-- START Supplied entries --
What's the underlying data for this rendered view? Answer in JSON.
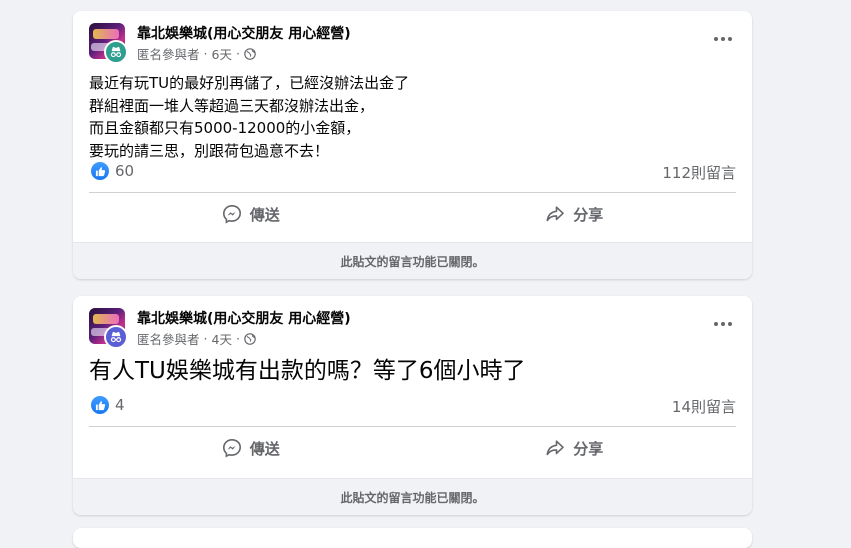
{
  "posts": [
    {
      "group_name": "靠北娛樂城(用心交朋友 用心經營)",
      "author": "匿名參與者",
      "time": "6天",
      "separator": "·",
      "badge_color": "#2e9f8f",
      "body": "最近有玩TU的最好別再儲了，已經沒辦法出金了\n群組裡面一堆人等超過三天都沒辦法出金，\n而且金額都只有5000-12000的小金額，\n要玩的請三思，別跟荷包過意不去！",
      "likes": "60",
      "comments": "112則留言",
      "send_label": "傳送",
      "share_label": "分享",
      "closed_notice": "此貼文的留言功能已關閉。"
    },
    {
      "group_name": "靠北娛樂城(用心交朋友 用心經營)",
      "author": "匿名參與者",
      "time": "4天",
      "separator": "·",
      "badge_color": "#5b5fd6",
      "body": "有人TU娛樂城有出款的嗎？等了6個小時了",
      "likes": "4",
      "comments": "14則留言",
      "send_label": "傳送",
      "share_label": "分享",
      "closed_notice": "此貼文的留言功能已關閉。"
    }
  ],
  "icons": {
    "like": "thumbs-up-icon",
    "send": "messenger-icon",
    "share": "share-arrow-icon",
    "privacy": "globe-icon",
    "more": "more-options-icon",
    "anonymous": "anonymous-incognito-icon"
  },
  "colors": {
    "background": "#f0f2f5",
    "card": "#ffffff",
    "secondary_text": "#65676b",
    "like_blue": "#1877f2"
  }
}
-- END Supplied entries --
[Aim]: Output, exactly, all the records above; include no pictures.

[Complete answer]:
What's the underlying data for this rendered view? Answer in JSON.
{
  "posts": [
    {
      "group_name": "靠北娛樂城(用心交朋友 用心經營)",
      "author": "匿名參與者",
      "time": "6天",
      "separator": "·",
      "badge_color": "#2e9f8f",
      "body": "最近有玩TU的最好別再儲了，已經沒辦法出金了\n群組裡面一堆人等超過三天都沒辦法出金，\n而且金額都只有5000-12000的小金額，\n要玩的請三思，別跟荷包過意不去！",
      "likes": "60",
      "comments": "112則留言",
      "send_label": "傳送",
      "share_label": "分享",
      "closed_notice": "此貼文的留言功能已關閉。"
    },
    {
      "group_name": "靠北娛樂城(用心交朋友 用心經營)",
      "author": "匿名參與者",
      "time": "4天",
      "separator": "·",
      "badge_color": "#5b5fd6",
      "body": "有人TU娛樂城有出款的嗎？等了6個小時了",
      "likes": "4",
      "comments": "14則留言",
      "send_label": "傳送",
      "share_label": "分享",
      "closed_notice": "此貼文的留言功能已關閉。"
    }
  ],
  "icons": {
    "like": "thumbs-up-icon",
    "send": "messenger-icon",
    "share": "share-arrow-icon",
    "privacy": "globe-icon",
    "more": "more-options-icon",
    "anonymous": "anonymous-incognito-icon"
  },
  "colors": {
    "background": "#f0f2f5",
    "card": "#ffffff",
    "secondary_text": "#65676b",
    "like_blue": "#1877f2"
  }
}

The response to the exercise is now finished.